Figure record listings:

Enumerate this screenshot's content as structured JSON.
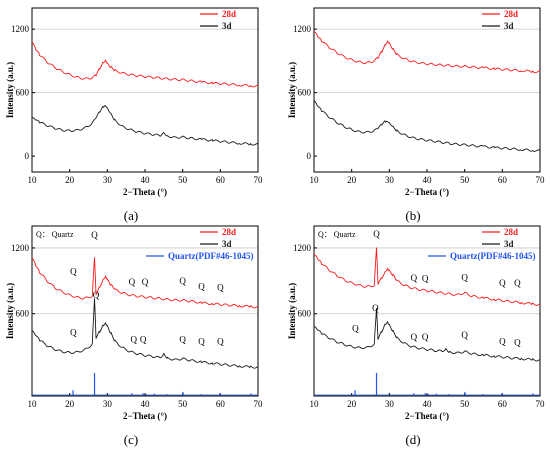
{
  "colors": {
    "red": "#ff1a1a",
    "black": "#1a1a1a",
    "blue": "#2255ee",
    "grid": "#c8c8c8"
  },
  "chart_data": [
    {
      "panel": "(a)",
      "type": "line",
      "xlabel": "2−Theta (°)",
      "ylabel": "Intensity (a.u.)",
      "xlim": [
        10,
        70
      ],
      "ylim": [
        -150,
        1400
      ],
      "xticks": [
        "10",
        "20",
        "30",
        "40",
        "50",
        "60",
        "70"
      ],
      "yticks": [
        "0",
        "600",
        "1200"
      ],
      "grid": "horizontal lines at 600 and 1200",
      "legend": "top-right",
      "note": "",
      "series": [
        {
          "name": "28d",
          "color": "red",
          "x": [
            10,
            11,
            12,
            14,
            16,
            18,
            20,
            22,
            24,
            26,
            27,
            28,
            29,
            29.5,
            30,
            31,
            32,
            34,
            36,
            38,
            40,
            42,
            44,
            46,
            48,
            50,
            52,
            55,
            58,
            60,
            62,
            65,
            68,
            70
          ],
          "y": [
            1080,
            1010,
            960,
            890,
            840,
            800,
            770,
            745,
            730,
            740,
            765,
            830,
            890,
            910,
            880,
            840,
            810,
            785,
            770,
            760,
            752,
            745,
            738,
            730,
            725,
            722,
            712,
            700,
            690,
            685,
            680,
            672,
            665,
            660
          ]
        },
        {
          "name": "3d",
          "color": "black",
          "x": [
            10,
            11,
            12,
            14,
            16,
            18,
            20,
            22,
            24,
            26,
            27,
            28,
            29,
            29.5,
            30,
            31,
            32,
            34,
            36,
            38,
            40,
            42,
            44,
            45,
            46,
            48,
            50,
            52,
            55,
            58,
            60,
            62,
            65,
            68,
            70
          ],
          "y": [
            360,
            340,
            320,
            290,
            265,
            245,
            240,
            245,
            265,
            310,
            360,
            420,
            470,
            485,
            460,
            400,
            340,
            280,
            250,
            230,
            215,
            205,
            195,
            225,
            190,
            175,
            180,
            170,
            158,
            148,
            140,
            132,
            122,
            115,
            110
          ]
        }
      ]
    },
    {
      "panel": "(b)",
      "type": "line",
      "xlabel": "2−Theta (°)",
      "ylabel": "Intensity (a.u.)",
      "xlim": [
        10,
        70
      ],
      "ylim": [
        -150,
        1400
      ],
      "xticks": [
        "10",
        "20",
        "30",
        "40",
        "50",
        "60",
        "70"
      ],
      "yticks": [
        "0",
        "600",
        "1200"
      ],
      "grid": "horizontal lines at 600 and 1200",
      "legend": "top-right",
      "note": "",
      "series": [
        {
          "name": "28d",
          "color": "red",
          "x": [
            10,
            11,
            12,
            14,
            16,
            18,
            20,
            22,
            24,
            26,
            27,
            28,
            29,
            29.5,
            30,
            31,
            32,
            34,
            36,
            38,
            40,
            42,
            44,
            46,
            48,
            50,
            52,
            55,
            58,
            60,
            62,
            65,
            68,
            70
          ],
          "y": [
            1180,
            1130,
            1090,
            1030,
            980,
            940,
            910,
            890,
            880,
            900,
            930,
            990,
            1060,
            1090,
            1070,
            1010,
            960,
            920,
            895,
            880,
            872,
            865,
            860,
            855,
            850,
            848,
            842,
            835,
            825,
            820,
            815,
            808,
            800,
            795
          ]
        },
        {
          "name": "3d",
          "color": "black",
          "x": [
            10,
            11,
            12,
            14,
            16,
            18,
            20,
            22,
            24,
            26,
            27,
            28,
            29,
            29.5,
            30,
            31,
            32,
            34,
            36,
            38,
            40,
            42,
            44,
            46,
            48,
            50,
            52,
            55,
            58,
            60,
            62,
            65,
            68,
            70
          ],
          "y": [
            520,
            470,
            430,
            370,
            320,
            280,
            250,
            230,
            225,
            240,
            260,
            300,
            330,
            335,
            320,
            280,
            240,
            200,
            175,
            160,
            150,
            140,
            130,
            120,
            112,
            108,
            100,
            90,
            80,
            75,
            70,
            62,
            55,
            50
          ]
        }
      ]
    },
    {
      "panel": "(c)",
      "type": "line",
      "xlabel": "2−Theta (°)",
      "ylabel": "Intensity (a.u.)",
      "xlim": [
        10,
        70
      ],
      "ylim": [
        -150,
        1400
      ],
      "xticks": [
        "10",
        "20",
        "30",
        "40",
        "50",
        "60",
        "70"
      ],
      "yticks": [
        "600",
        "1200"
      ],
      "grid": "horizontal lines at 600 and 1200",
      "legend": "top-right",
      "note": "Q： Quartz",
      "series": [
        {
          "name": "28d",
          "color": "red",
          "x": [
            10,
            11,
            12,
            14,
            16,
            18,
            20,
            22,
            24,
            26,
            26.6,
            27,
            28,
            29,
            29.5,
            30,
            31,
            32,
            34,
            36,
            38,
            40,
            42,
            44,
            46,
            48,
            50,
            52,
            55,
            58,
            60,
            62,
            65,
            68,
            70
          ],
          "y": [
            1110,
            1040,
            980,
            900,
            840,
            800,
            770,
            750,
            740,
            760,
            1120,
            780,
            850,
            920,
            940,
            910,
            860,
            820,
            790,
            770,
            760,
            752,
            745,
            738,
            730,
            725,
            722,
            715,
            700,
            690,
            685,
            680,
            672,
            665,
            660
          ]
        },
        {
          "name": "3d",
          "color": "black",
          "x": [
            10,
            11,
            12,
            14,
            16,
            18,
            20,
            22,
            24,
            26,
            26.6,
            27,
            28,
            29,
            29.5,
            30,
            31,
            32,
            34,
            36,
            38,
            40,
            42,
            44,
            45,
            46,
            48,
            50,
            52,
            55,
            58,
            60,
            62,
            65,
            68,
            70
          ],
          "y": [
            440,
            400,
            360,
            310,
            275,
            255,
            245,
            250,
            270,
            320,
            740,
            380,
            440,
            500,
            520,
            490,
            420,
            350,
            290,
            255,
            235,
            220,
            210,
            200,
            235,
            195,
            180,
            190,
            175,
            160,
            148,
            140,
            132,
            122,
            115,
            110
          ]
        },
        {
          "name": "Quartz(PDF#46-1045)",
          "color": "blue",
          "type": "stick",
          "x": [
            20.9,
            26.6,
            36.5,
            39.5,
            40.3,
            42.5,
            45.8,
            50.1,
            54.9,
            59.9,
            64.0,
            68.1
          ],
          "y": [
            22,
            100,
            8,
            8,
            4,
            6,
            4,
            14,
            4,
            9,
            2,
            7
          ]
        }
      ],
      "annotations": [
        {
          "label": "Q",
          "x": 21,
          "y": 960
        },
        {
          "label": "Q",
          "x": 26.6,
          "y": 1290
        },
        {
          "label": "Q",
          "x": 36.5,
          "y": 860
        },
        {
          "label": "Q",
          "x": 40,
          "y": 860
        },
        {
          "label": "Q",
          "x": 50,
          "y": 870
        },
        {
          "label": "Q",
          "x": 55,
          "y": 820
        },
        {
          "label": "Q",
          "x": 60,
          "y": 810
        },
        {
          "label": "Q",
          "x": 27,
          "y": 745
        },
        {
          "label": "Q",
          "x": 21,
          "y": 400
        },
        {
          "label": "Q",
          "x": 37,
          "y": 340
        },
        {
          "label": "Q",
          "x": 39.5,
          "y": 340
        },
        {
          "label": "Q",
          "x": 50,
          "y": 340
        },
        {
          "label": "Q",
          "x": 55,
          "y": 320
        },
        {
          "label": "Q",
          "x": 60,
          "y": 320
        }
      ]
    },
    {
      "panel": "(d)",
      "type": "line",
      "xlabel": "2−Theta (°)",
      "ylabel": "Intensity (a.u.)",
      "xlim": [
        10,
        70
      ],
      "ylim": [
        -150,
        1400
      ],
      "xticks": [
        "10",
        "20",
        "30",
        "40",
        "50",
        "60",
        "70"
      ],
      "yticks": [
        "600",
        "1200"
      ],
      "grid": "horizontal lines at 600 and 1200",
      "legend": "top-right",
      "note": "Q： Quartz",
      "series": [
        {
          "name": "28d",
          "color": "red",
          "x": [
            10,
            11,
            12,
            14,
            16,
            18,
            20,
            22,
            24,
            26,
            26.6,
            27,
            28,
            29,
            29.5,
            30,
            31,
            32,
            34,
            36,
            38,
            40,
            42,
            44,
            46,
            48,
            50,
            52,
            55,
            58,
            60,
            62,
            65,
            68,
            70
          ],
          "y": [
            1140,
            1100,
            1060,
            1000,
            950,
            910,
            880,
            860,
            845,
            860,
            1210,
            880,
            930,
            990,
            1010,
            990,
            950,
            900,
            860,
            835,
            820,
            810,
            800,
            790,
            780,
            772,
            790,
            760,
            745,
            730,
            720,
            712,
            700,
            690,
            680
          ]
        },
        {
          "name": "3d",
          "color": "black",
          "x": [
            10,
            11,
            12,
            14,
            16,
            18,
            20,
            22,
            24,
            26,
            26.6,
            27,
            28,
            29,
            29.5,
            30,
            31,
            32,
            34,
            36,
            38,
            40,
            42,
            44,
            45,
            46,
            48,
            50,
            52,
            55,
            58,
            60,
            62,
            65,
            68,
            70
          ],
          "y": [
            480,
            450,
            420,
            380,
            345,
            320,
            300,
            290,
            290,
            320,
            650,
            370,
            440,
            510,
            530,
            500,
            440,
            380,
            330,
            300,
            285,
            275,
            265,
            258,
            280,
            250,
            242,
            255,
            235,
            222,
            212,
            205,
            198,
            190,
            182,
            175
          ]
        },
        {
          "name": "Quartz(PDF#46-1045)",
          "color": "blue",
          "type": "stick",
          "x": [
            20.9,
            26.6,
            36.5,
            39.5,
            40.3,
            42.5,
            45.8,
            50.1,
            54.9,
            59.9,
            64.0,
            68.1
          ],
          "y": [
            22,
            100,
            8,
            8,
            4,
            6,
            4,
            14,
            4,
            9,
            2,
            7
          ]
        }
      ],
      "annotations": [
        {
          "label": "Q",
          "x": 26.6,
          "y": 1300
        },
        {
          "label": "Q",
          "x": 36.5,
          "y": 900
        },
        {
          "label": "Q",
          "x": 39.5,
          "y": 895
        },
        {
          "label": "Q",
          "x": 50,
          "y": 905
        },
        {
          "label": "Q",
          "x": 60,
          "y": 855
        },
        {
          "label": "Q",
          "x": 64,
          "y": 855
        },
        {
          "label": "Q",
          "x": 21,
          "y": 440
        },
        {
          "label": "Q",
          "x": 26.3,
          "y": 625
        },
        {
          "label": "Q",
          "x": 36.5,
          "y": 360
        },
        {
          "label": "Q",
          "x": 39.5,
          "y": 360
        },
        {
          "label": "Q",
          "x": 50,
          "y": 380
        },
        {
          "label": "Q",
          "x": 60,
          "y": 320
        },
        {
          "label": "Q",
          "x": 64,
          "y": 310
        }
      ]
    }
  ]
}
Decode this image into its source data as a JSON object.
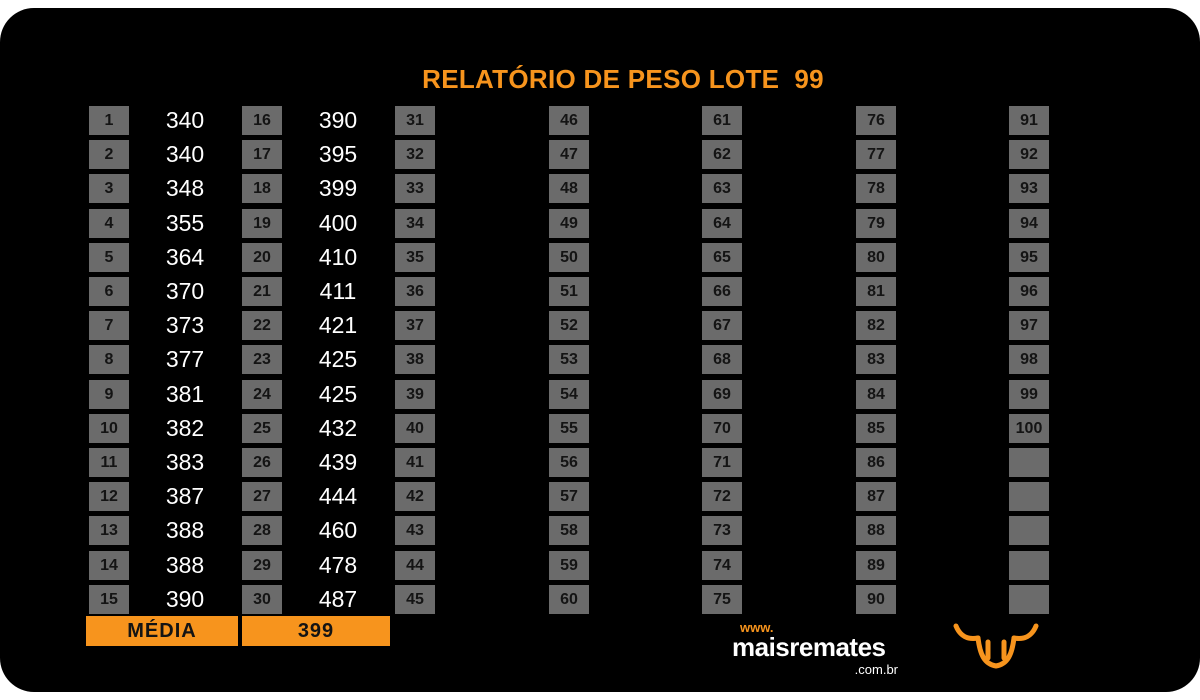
{
  "report": {
    "title": "RELATÓRIO DE PESO LOTE  99",
    "columns": [
      {
        "numbers": [
          "1",
          "2",
          "3",
          "4",
          "5",
          "6",
          "7",
          "8",
          "9",
          "10",
          "11",
          "12",
          "13",
          "14",
          "15"
        ],
        "weights": [
          "340",
          "340",
          "348",
          "355",
          "364",
          "370",
          "373",
          "377",
          "381",
          "382",
          "383",
          "387",
          "388",
          "388",
          "390"
        ]
      },
      {
        "numbers": [
          "16",
          "17",
          "18",
          "19",
          "20",
          "21",
          "22",
          "23",
          "24",
          "25",
          "26",
          "27",
          "28",
          "29",
          "30"
        ],
        "weights": [
          "390",
          "395",
          "399",
          "400",
          "410",
          "411",
          "421",
          "425",
          "425",
          "432",
          "439",
          "444",
          "460",
          "478",
          "487"
        ]
      },
      {
        "numbers": [
          "31",
          "32",
          "33",
          "34",
          "35",
          "36",
          "37",
          "38",
          "39",
          "40",
          "41",
          "42",
          "43",
          "44",
          "45"
        ],
        "weights": []
      },
      {
        "numbers": [
          "46",
          "47",
          "48",
          "49",
          "50",
          "51",
          "52",
          "53",
          "54",
          "55",
          "56",
          "57",
          "58",
          "59",
          "60"
        ],
        "weights": []
      },
      {
        "numbers": [
          "61",
          "62",
          "63",
          "64",
          "65",
          "66",
          "67",
          "68",
          "69",
          "70",
          "71",
          "72",
          "73",
          "74",
          "75"
        ],
        "weights": []
      },
      {
        "numbers": [
          "76",
          "77",
          "78",
          "79",
          "80",
          "81",
          "82",
          "83",
          "84",
          "85",
          "86",
          "87",
          "88",
          "89",
          "90"
        ],
        "weights": []
      },
      {
        "numbers": [
          "91",
          "92",
          "93",
          "94",
          "95",
          "96",
          "97",
          "98",
          "99",
          "100",
          "",
          "",
          "",
          "",
          ""
        ],
        "weights": []
      }
    ],
    "average_label": "MÉDIA",
    "average_value": "399"
  },
  "logo": {
    "www": "www.",
    "name": "maisremates",
    "domain": ".com.br"
  },
  "colors": {
    "accent": "#f7941d",
    "cell": "#6b6b6b",
    "background": "#000000"
  },
  "icons": {
    "brand": "bull-head-icon"
  }
}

> Task details
Copy out each line of the records that holds the string "JSON".

> Answer to the task
Enumerate this screenshot's content as structured JSON.
Decode this image into its source data as a JSON object.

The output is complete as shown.